**EXERCISE DESCRIPTION**
Please restate the following records word for word.

**SUPPLIED RECORDS**
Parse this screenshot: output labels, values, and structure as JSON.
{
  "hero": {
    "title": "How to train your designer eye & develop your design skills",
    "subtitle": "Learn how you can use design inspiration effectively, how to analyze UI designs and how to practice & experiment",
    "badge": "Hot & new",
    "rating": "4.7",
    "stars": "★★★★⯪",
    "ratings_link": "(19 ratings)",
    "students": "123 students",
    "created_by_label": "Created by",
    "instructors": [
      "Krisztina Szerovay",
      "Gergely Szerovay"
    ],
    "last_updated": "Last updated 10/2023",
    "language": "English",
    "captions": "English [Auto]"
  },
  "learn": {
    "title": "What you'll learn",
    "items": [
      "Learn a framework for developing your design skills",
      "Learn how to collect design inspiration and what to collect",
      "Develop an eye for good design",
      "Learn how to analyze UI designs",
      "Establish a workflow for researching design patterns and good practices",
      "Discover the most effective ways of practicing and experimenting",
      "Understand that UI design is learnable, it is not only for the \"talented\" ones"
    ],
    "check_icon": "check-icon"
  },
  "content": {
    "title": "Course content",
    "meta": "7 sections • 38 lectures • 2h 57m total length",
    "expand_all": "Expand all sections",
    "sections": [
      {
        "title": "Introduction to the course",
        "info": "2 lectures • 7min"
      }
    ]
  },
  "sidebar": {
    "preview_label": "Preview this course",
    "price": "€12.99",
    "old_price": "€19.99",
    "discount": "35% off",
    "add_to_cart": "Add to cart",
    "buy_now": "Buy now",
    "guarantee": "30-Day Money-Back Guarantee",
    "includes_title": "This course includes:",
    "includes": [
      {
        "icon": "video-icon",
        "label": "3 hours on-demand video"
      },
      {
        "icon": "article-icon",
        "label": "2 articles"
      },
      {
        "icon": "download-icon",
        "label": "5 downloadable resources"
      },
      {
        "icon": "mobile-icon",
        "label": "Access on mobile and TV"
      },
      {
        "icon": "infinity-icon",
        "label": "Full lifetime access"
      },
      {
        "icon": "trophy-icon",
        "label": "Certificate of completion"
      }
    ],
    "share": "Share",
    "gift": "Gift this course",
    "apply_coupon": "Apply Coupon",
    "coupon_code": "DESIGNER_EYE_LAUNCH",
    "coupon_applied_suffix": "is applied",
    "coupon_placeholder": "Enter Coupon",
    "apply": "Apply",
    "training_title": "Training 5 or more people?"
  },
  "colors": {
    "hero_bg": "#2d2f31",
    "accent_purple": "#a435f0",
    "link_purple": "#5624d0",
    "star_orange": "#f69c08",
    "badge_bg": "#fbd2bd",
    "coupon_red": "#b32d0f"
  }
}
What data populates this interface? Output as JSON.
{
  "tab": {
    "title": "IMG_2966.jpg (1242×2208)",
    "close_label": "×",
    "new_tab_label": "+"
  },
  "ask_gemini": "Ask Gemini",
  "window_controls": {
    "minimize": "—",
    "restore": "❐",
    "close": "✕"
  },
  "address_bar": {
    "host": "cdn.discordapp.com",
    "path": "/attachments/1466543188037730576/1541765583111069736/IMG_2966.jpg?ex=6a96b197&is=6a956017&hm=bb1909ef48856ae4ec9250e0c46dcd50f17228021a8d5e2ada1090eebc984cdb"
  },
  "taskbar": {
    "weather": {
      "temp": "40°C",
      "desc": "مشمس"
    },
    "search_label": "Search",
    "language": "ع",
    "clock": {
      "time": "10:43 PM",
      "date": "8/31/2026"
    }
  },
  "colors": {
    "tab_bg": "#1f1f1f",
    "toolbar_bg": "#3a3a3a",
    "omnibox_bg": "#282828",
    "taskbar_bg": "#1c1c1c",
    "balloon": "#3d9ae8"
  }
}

**SOLUTION TO THIS TASK**
Parse this screenshot: output labels, values, and structure as JSON.
{
  "hero": {
    "title": "How to train your designer eye & develop your design skills",
    "subtitle": "Learn how you can use design inspiration effectively, how to analyze UI designs and how to practice & experiment",
    "badge": "Hot & new",
    "rating": "4.7",
    "stars": "★★★★⯪",
    "ratings_link": "(19 ratings)",
    "students": "123 students",
    "created_by_label": "Created by",
    "instructors": [
      "Krisztina Szerovay",
      "Gergely Szerovay"
    ],
    "last_updated": "Last updated 10/2023",
    "language": "English",
    "captions": "English [Auto]"
  },
  "learn": {
    "title": "What you'll learn",
    "items": [
      "Learn a framework for developing your design skills",
      "Learn how to collect design inspiration and what to collect",
      "Develop an eye for good design",
      "Learn how to analyze UI designs",
      "Establish a workflow for researching design patterns and good practices",
      "Discover the most effective ways of practicing and experimenting",
      "Understand that UI design is learnable, it is not only for the \"talented\" ones"
    ],
    "check_icon": "check-icon"
  },
  "content": {
    "title": "Course content",
    "meta": "7 sections • 38 lectures • 2h 57m total length",
    "expand_all": "Expand all sections",
    "sections": [
      {
        "title": "Introduction to the course",
        "info": "2 lectures • 7min"
      }
    ]
  },
  "sidebar": {
    "preview_label": "Preview this course",
    "price": "€12.99",
    "old_price": "€19.99",
    "discount": "35% off",
    "add_to_cart": "Add to cart",
    "buy_now": "Buy now",
    "guarantee": "30-Day Money-Back Guarantee",
    "includes_title": "This course includes:",
    "includes": [
      {
        "icon": "video-icon",
        "label": "3 hours on-demand video"
      },
      {
        "icon": "article-icon",
        "label": "2 articles"
      },
      {
        "icon": "download-icon",
        "label": "5 downloadable resources"
      },
      {
        "icon": "mobile-icon",
        "label": "Access on mobile and TV"
      },
      {
        "icon": "infinity-icon",
        "label": "Full lifetime access"
      },
      {
        "icon": "trophy-icon",
        "label": "Certificate of completion"
      }
    ],
    "share": "Share",
    "gift": "Gift this course",
    "apply_coupon": "Apply Coupon",
    "coupon_code": "DESIGNER_EYE_LAUNCH",
    "coupon_applied_suffix": "is applied",
    "coupon_placeholder": "Enter Coupon",
    "apply": "Apply",
    "training_title": "Training 5 or more people?"
  },
  "colors": {
    "hero_bg": "#2d2f31",
    "accent_purple": "#a435f0",
    "link_purple": "#5624d0",
    "star_orange": "#f69c08",
    "badge_bg": "#fbd2bd",
    "coupon_red": "#b32d0f"
  }
}
What data populates this interface? Output as JSON.
{
  "tab": {
    "title": "IMG_2966.jpg (1242×2208)",
    "close_label": "×",
    "new_tab_label": "+"
  },
  "ask_gemini": "Ask Gemini",
  "window_controls": {
    "minimize": "—",
    "restore": "❐",
    "close": "✕"
  },
  "address_bar": {
    "host": "cdn.discordapp.com",
    "path": "/attachments/1466543188037730576/1541765583111069736/IMG_2966.jpg?ex=6a96b197&is=6a956017&hm=bb1909ef48856ae4ec9250e0c46dcd50f17228021a8d5e2ada1090eebc984cdb"
  },
  "taskbar": {
    "weather": {
      "temp": "40°C",
      "desc": "مشمس"
    },
    "search_label": "Search",
    "language": "ع",
    "clock": {
      "time": "10:43 PM",
      "date": "8/31/2026"
    }
  },
  "colors": {
    "tab_bg": "#1f1f1f",
    "toolbar_bg": "#3a3a3a",
    "omnibox_bg": "#282828",
    "taskbar_bg": "#1c1c1c",
    "balloon": "#3d9ae8"
  }
}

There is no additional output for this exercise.